▸ TEXTO ORIGINAL

━━━━━━━━━━━━━━━━━━━━

GESTOS PERIGOSOS

sexta-feira, 10 de julho de 2009

É SÓ UMA IDEIA


Qual seriam os níveis de miséria no mundo, de pobreza total, se todo o Conhecimento humano fosse distribuído, por equidade, em toda a humanidade?
Tinha lá meus doze, treze anos.
Cursava o ginasial.
Não era, confesso, um aluno exemplar. Mas não decepcionava.
E tal condição era o bastante para minha saudosa mãe exagerar nos elogios ao seu único filho. Tanto assim que, num belo dia, recebemos a visita de uma de suas amigas. Mulher simples, pobre, que lutava para manter seu filho em escolas públicas.
- Dona Tita, vim aqui pedir um favor à senhora. Meu filho está para fazer os exames de admissão para o “Canadá” (uma escola estadual). Ele não está bem nos estudos... Será que seu filho não dava umas aulas de reforço pra ele?
Exames de admissão...

━━━━━━━━━━━━━━━━━━━━

Registros de uma fonte de dados:
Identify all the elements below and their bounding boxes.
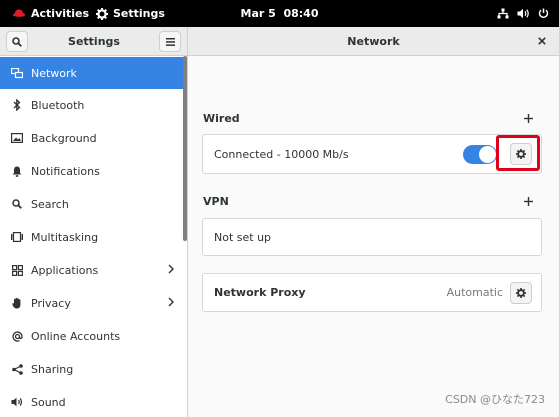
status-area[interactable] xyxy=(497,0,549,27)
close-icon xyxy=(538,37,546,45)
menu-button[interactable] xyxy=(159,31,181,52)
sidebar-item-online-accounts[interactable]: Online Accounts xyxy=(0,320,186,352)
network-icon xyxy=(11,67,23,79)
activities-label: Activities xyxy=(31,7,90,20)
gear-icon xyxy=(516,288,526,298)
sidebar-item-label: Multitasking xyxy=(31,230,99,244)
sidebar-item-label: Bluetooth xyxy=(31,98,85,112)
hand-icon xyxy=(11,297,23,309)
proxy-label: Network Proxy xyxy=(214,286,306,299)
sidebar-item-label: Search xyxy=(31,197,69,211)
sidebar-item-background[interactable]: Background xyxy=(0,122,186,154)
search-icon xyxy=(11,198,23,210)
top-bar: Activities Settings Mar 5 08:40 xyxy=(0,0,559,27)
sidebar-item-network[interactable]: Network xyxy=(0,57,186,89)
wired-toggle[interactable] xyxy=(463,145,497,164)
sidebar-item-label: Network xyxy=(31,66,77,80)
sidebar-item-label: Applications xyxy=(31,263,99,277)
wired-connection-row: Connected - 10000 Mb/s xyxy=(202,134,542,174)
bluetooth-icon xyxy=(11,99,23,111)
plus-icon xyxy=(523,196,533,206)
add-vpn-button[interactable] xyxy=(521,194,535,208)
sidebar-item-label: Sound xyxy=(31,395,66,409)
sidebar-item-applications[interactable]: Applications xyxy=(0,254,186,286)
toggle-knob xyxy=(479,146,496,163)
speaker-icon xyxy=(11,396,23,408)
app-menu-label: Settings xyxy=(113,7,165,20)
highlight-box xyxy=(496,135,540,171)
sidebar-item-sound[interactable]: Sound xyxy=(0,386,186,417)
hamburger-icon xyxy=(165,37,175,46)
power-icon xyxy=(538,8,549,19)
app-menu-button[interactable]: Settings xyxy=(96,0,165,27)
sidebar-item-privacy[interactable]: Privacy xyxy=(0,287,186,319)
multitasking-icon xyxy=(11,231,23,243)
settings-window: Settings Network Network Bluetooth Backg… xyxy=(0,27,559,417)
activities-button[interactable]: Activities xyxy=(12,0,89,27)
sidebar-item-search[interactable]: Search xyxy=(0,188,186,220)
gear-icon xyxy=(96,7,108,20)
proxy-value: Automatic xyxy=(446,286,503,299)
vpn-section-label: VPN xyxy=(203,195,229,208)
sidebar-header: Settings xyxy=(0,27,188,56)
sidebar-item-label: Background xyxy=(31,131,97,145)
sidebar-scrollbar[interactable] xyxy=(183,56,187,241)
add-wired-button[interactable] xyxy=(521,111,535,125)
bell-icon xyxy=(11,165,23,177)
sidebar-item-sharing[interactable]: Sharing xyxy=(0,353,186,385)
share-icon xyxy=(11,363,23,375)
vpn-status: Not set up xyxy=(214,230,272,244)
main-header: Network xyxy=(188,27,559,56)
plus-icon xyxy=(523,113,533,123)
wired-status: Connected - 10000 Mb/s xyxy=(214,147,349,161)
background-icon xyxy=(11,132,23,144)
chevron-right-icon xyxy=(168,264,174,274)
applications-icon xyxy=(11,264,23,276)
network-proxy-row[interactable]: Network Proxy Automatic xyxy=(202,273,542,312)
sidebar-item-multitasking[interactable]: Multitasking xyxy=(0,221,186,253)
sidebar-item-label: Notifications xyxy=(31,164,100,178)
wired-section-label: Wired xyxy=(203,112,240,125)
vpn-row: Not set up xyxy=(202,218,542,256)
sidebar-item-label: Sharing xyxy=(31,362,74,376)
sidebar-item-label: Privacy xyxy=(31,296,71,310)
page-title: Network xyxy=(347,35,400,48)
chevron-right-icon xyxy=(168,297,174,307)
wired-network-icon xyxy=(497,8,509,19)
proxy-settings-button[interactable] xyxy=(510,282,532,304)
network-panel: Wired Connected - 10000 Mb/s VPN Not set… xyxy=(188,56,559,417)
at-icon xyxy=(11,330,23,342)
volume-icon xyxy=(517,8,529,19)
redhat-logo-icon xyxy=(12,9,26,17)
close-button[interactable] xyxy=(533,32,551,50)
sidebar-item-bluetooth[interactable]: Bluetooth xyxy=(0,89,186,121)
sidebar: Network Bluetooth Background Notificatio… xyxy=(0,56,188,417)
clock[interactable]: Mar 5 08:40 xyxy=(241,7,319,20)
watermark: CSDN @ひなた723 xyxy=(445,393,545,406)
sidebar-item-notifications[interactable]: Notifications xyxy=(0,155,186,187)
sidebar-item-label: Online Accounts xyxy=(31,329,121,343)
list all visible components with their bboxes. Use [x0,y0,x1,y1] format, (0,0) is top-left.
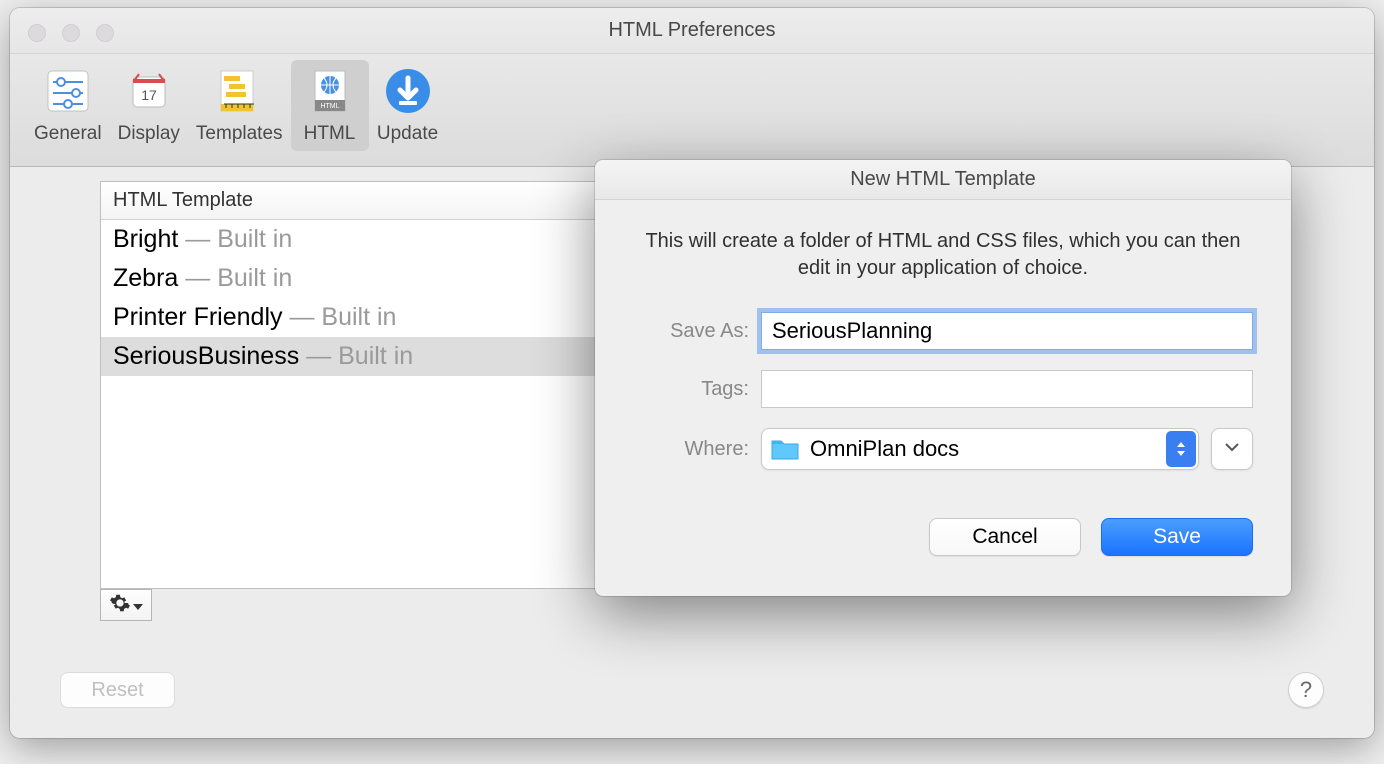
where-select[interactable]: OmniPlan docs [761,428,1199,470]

━━━━━━━━━━━━━━━━━━━━

▸ PEDIDO ESCRITO 1
Extraia do texto sobre as aulas de reforço, sem mudar nada, o trecho que vai de "Qual seriam os" até "Exames de admissão...".
▸ PEDIDO ESCRITO 2
Dê continuidade ao texto sobre as aulas de reforço a partir do ponto em que ele termina.
As linhas não têm nada a ver com o texto sobre as aulas de reforço.

▸ RESULTADO DA TAREFA 1
Qual seriam os níveis de miséria no mundo, de pobreza total, se todo o Conhecimento humano fosse distribuído, por equidade, em toda a humanidade?
Tinha lá meus doze, treze anos.
Cursava o ginasial.
Não era, confesso, um aluno exemplar. Mas não decepcionava.
E tal condição era o bastante para minha saudosa mãe exagerar nos elogios ao seu único filho. Tanto assim que, num belo dia, recebemos a visita de uma de suas amigas. Mulher simples, pobre, que lutava para manter seu filho em escolas públicas.
- Dona Tita, vim aqui pedir um favor à senhora. Meu filho está para fazer os exames de admissão para o “Canadá” (uma escola estadual). Ele não está bem nos estudos... Será que seu filho não dava umas aulas de reforço pra ele?
Exames de admissão...

▸ RESULTADO DA TAREFA 2
Não me deixaram saudades.
Para ingressar no primeiro ano do curso ginasial era obrigatório o exame de admissão. Uma espécie de vestibular, nas devidas proporções, com as mesmas complexidades, com as mesmas angústias e ansiedades. Um horror!
Eu já havia superado essa fase, mas o Elias não.
O filho daquela senhora.
Então, por interferência de minha mãe, iniciei minha carreira de professor. Duas vezes por semana, o menino Elias vinha à minha casa para aprender o que eu tinha de conhecimentos para ensinar.
Um pouco de português, outro tanto de aritmética... E assim, as tardes de terças e quintas enriqueciam meu modesto currículo de vida com a missão de servir.
Contudo, sem muitas emoções. Na verdade, eu fazia tudo aquilo para atender um pedido materno.
“Meu filho é um professor!” – dizia Dona Tita, com orgulho, a todos quantos passassem por ela.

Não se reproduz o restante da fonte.